• **Extracted records**
○ ○ ○ ○ ○
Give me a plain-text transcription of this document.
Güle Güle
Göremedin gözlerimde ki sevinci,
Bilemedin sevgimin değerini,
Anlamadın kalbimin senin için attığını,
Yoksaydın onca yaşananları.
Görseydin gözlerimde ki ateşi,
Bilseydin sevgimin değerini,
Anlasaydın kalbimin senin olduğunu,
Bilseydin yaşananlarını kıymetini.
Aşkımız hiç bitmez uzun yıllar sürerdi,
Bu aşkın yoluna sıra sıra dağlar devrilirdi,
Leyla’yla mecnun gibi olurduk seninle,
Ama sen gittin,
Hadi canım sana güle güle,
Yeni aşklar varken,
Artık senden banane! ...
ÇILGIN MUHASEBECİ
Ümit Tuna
○ ○ ○ ○ ○
• **Set task**
Extract every record. Keep wording exact.

• **Result for this task**
Give me a plain-text transcription of this document.
Güle Güle
Göremedin gözlerimde ki sevinci,
Bilemedin sevgimin değerini,
Anlamadın kalbimin senin için attığını,
Yoksaydın onca yaşananları.
Görseydin gözlerimde ki ateşi,
Bilseydin sevgimin değerini,
Anlasaydın kalbimin senin olduğunu,
Bilseydin yaşananlarını kıymetini.
Aşkımız hiç bitmez uzun yıllar sürerdi,
Bu aşkın yoluna sıra sıra dağlar devrilirdi,
Leyla’yla mecnun gibi olurduk seninle,
Ama sen gittin,
Hadi canım sana güle güle,
Yeni aşklar varken,
Artık senden banane! ...
ÇILGIN MUHASEBECİ
Ümit Tuna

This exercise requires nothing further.